-- Task brief --
Scan the data below for lines holding the word "weiter", and copy each line found.

Data records
■ ■ ■ ■ ■

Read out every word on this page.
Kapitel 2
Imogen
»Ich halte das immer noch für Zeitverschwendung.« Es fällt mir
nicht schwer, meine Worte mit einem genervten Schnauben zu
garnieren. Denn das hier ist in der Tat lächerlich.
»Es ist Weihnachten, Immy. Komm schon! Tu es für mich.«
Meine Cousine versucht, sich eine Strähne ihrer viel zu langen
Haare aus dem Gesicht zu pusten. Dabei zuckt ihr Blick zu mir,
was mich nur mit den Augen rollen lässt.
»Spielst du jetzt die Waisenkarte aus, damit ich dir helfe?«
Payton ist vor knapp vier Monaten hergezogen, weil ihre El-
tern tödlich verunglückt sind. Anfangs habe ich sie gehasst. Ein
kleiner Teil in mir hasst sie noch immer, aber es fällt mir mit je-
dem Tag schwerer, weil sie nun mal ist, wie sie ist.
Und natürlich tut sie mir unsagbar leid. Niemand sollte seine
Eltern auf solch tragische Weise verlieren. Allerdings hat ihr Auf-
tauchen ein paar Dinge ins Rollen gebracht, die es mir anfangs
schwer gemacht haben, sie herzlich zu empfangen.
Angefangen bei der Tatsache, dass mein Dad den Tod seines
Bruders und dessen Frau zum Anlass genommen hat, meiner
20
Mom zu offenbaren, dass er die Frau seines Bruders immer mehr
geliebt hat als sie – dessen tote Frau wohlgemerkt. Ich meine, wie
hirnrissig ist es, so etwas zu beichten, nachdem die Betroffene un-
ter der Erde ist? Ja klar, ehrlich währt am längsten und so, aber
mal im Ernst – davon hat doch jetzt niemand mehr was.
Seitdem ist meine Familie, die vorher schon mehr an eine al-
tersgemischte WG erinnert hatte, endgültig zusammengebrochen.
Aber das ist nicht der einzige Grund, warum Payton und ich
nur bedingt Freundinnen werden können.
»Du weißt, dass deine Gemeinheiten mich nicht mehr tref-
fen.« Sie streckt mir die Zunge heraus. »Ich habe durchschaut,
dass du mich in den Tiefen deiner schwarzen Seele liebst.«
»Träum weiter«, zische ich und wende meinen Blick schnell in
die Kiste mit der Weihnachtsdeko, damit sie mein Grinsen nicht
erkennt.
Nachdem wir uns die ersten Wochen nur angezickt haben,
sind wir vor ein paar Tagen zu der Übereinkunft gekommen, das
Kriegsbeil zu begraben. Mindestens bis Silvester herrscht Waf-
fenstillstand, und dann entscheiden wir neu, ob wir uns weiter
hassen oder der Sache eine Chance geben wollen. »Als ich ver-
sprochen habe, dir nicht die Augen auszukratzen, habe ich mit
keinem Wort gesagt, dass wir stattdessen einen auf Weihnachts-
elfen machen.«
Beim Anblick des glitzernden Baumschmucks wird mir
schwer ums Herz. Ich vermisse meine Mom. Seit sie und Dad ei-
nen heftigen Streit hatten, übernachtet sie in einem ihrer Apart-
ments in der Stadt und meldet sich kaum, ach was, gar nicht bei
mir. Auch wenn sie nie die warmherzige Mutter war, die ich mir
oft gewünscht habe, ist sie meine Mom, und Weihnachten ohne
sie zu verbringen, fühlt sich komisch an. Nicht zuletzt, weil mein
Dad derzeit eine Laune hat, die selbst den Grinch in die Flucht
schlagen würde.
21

■ ■ ■ ■ ■

-- Result of the task --
»Träum weiter«, zische ich und wende meinen Blick schnell in
fenstillstand, und dann entscheiden wir neu, ob wir uns weiter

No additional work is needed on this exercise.